-- START --

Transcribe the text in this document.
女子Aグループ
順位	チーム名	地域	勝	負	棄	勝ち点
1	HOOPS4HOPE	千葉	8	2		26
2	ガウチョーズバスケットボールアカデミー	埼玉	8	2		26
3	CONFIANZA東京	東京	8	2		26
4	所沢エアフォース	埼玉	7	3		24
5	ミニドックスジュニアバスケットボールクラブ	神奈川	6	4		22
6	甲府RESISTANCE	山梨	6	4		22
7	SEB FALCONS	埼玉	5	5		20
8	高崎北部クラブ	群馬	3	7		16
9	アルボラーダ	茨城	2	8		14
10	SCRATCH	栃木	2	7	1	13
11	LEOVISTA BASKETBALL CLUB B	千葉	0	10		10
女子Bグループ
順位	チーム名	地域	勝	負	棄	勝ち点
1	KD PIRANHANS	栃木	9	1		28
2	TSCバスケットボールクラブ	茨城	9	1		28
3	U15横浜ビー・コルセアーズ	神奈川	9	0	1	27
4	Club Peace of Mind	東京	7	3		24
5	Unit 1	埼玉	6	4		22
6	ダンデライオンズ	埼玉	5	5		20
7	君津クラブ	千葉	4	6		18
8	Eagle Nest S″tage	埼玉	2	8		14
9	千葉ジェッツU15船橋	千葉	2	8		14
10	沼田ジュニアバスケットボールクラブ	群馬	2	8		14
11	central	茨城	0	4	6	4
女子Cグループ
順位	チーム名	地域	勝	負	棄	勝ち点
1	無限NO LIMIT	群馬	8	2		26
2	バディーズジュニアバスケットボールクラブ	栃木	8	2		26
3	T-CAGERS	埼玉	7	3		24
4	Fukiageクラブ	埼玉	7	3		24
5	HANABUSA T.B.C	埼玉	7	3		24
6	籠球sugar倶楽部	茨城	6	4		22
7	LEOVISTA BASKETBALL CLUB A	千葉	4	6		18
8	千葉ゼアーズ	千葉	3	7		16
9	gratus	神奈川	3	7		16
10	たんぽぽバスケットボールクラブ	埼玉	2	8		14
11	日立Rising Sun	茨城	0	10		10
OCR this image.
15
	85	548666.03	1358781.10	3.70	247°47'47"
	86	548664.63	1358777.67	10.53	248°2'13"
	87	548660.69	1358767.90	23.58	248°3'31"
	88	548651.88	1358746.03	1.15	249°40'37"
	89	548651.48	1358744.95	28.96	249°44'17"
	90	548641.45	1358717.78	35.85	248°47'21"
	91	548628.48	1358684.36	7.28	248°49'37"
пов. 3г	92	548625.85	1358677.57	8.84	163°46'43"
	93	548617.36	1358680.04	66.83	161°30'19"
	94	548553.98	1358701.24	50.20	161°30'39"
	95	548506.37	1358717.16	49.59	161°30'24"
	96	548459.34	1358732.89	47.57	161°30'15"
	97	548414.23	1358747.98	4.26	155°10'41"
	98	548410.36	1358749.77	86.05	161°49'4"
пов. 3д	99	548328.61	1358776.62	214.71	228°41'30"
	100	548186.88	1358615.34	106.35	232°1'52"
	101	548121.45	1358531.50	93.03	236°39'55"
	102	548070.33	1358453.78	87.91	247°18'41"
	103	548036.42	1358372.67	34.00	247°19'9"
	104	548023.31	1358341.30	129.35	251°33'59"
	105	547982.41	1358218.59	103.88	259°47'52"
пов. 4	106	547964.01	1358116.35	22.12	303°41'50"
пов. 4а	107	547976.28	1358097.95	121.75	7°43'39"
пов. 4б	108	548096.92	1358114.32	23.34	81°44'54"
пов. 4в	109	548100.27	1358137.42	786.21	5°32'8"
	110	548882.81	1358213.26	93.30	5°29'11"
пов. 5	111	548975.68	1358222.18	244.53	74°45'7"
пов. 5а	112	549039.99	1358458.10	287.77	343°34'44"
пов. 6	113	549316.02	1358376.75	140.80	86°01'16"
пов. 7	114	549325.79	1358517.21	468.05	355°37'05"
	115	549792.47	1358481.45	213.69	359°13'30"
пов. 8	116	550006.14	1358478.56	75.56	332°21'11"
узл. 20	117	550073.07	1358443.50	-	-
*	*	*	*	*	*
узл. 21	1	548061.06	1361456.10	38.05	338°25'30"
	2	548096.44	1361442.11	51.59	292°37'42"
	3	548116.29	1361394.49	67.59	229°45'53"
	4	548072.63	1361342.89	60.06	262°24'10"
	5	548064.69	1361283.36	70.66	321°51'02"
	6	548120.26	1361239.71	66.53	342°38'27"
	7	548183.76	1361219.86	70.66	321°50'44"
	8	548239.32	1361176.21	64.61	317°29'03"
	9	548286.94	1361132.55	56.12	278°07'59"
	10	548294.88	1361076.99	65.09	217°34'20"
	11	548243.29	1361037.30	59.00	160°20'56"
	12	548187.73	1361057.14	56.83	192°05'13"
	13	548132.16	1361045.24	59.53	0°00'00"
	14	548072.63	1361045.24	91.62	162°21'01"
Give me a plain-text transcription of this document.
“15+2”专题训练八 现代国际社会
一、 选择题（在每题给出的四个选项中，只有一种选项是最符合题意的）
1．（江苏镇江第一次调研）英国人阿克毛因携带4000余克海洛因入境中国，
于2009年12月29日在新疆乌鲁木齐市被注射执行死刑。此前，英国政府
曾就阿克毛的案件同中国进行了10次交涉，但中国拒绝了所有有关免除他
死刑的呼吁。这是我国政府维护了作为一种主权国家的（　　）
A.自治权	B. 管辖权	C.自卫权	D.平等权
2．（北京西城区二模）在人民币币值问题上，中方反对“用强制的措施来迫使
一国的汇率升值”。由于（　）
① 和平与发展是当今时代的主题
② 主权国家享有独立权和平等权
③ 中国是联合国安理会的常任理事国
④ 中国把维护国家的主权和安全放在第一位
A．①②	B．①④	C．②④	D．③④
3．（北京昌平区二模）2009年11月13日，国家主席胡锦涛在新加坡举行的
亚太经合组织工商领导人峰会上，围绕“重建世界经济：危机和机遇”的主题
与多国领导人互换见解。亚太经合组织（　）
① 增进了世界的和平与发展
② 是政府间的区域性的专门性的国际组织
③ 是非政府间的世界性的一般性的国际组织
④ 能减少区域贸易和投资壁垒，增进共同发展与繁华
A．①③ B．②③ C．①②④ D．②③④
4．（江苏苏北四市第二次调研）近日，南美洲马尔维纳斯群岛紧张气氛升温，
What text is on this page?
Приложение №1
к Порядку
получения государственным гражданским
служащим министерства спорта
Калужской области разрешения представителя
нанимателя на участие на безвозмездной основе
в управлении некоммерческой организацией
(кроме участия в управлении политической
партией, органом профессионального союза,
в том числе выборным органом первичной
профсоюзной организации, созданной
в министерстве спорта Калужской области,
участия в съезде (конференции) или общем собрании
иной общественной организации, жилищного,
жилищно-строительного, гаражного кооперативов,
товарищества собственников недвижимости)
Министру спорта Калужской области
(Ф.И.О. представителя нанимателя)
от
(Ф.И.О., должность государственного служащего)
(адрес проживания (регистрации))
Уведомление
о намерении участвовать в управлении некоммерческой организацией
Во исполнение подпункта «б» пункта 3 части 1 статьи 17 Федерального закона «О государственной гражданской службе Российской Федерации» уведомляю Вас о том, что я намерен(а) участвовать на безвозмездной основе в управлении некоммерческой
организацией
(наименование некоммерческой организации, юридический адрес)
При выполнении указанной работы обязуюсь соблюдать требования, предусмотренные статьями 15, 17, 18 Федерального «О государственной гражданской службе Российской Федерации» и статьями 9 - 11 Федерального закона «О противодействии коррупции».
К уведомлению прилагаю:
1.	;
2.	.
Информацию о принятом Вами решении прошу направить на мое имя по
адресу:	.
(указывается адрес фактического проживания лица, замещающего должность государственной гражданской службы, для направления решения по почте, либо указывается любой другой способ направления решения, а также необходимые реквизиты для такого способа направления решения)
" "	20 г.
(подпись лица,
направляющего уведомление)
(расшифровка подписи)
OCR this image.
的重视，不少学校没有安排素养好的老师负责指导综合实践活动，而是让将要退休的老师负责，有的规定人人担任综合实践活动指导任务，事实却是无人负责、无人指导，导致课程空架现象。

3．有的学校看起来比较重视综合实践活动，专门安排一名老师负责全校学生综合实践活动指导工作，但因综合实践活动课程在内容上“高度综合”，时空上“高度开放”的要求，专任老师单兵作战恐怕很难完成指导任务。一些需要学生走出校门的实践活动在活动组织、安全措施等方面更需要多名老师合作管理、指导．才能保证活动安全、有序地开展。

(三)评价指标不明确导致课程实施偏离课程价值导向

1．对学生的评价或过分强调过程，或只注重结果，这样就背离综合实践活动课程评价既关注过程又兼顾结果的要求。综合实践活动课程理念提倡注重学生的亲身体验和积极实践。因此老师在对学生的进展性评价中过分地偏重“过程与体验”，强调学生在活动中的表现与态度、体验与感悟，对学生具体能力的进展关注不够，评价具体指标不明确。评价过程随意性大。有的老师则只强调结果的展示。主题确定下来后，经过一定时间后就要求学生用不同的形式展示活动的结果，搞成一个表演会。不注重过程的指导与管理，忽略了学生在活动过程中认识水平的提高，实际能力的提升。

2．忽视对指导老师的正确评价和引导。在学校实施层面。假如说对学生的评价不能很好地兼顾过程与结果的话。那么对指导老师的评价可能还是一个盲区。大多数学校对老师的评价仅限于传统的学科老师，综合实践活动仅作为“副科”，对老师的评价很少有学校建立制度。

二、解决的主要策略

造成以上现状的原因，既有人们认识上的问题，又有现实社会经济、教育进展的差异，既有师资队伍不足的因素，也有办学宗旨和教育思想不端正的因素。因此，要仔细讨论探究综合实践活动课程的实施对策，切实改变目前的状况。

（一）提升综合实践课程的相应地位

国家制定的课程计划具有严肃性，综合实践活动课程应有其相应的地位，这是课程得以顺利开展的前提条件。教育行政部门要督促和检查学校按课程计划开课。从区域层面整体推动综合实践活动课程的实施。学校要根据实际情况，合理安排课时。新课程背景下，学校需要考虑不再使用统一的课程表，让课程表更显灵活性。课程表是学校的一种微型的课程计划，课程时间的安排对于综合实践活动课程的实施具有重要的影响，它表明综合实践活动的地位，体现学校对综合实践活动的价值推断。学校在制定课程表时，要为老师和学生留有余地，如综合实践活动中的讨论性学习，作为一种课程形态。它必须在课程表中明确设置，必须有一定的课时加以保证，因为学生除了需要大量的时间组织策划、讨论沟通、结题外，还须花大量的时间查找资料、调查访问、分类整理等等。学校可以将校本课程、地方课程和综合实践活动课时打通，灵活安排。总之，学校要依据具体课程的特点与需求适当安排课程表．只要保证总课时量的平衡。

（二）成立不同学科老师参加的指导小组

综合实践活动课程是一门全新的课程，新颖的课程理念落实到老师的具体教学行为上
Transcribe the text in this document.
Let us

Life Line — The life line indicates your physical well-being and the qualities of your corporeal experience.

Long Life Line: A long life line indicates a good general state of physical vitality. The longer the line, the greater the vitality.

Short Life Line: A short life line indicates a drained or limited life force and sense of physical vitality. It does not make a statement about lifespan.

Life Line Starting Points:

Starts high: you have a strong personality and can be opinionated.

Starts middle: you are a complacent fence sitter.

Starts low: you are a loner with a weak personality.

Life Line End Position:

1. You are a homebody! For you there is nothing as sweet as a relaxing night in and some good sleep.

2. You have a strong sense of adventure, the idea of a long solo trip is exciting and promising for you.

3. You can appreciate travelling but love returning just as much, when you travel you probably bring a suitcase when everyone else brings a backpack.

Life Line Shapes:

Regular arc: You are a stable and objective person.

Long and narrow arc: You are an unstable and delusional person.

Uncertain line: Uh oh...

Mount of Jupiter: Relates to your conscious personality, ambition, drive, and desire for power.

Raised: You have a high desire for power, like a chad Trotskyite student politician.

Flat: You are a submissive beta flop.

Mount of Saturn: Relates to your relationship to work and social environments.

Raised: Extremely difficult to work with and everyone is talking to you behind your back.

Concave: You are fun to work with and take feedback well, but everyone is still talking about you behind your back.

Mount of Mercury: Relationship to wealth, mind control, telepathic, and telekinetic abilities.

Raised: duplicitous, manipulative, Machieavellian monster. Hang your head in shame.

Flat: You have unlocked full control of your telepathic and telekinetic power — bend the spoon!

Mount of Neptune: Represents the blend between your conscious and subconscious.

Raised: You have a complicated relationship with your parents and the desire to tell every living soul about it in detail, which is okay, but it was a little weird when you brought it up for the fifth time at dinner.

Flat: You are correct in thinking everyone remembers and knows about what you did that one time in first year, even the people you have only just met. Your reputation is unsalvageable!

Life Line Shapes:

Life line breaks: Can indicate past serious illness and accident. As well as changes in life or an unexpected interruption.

-- END --

▶ _Task prompt_:
Gather from the data above every line with the string "behind".

▶ _Result below_:
Raised: Extremely difficult to work with and everyone is talking to you behind your back.
Concave: You are fun to work with and take feedback well, but everyone is still talking about you behind your back.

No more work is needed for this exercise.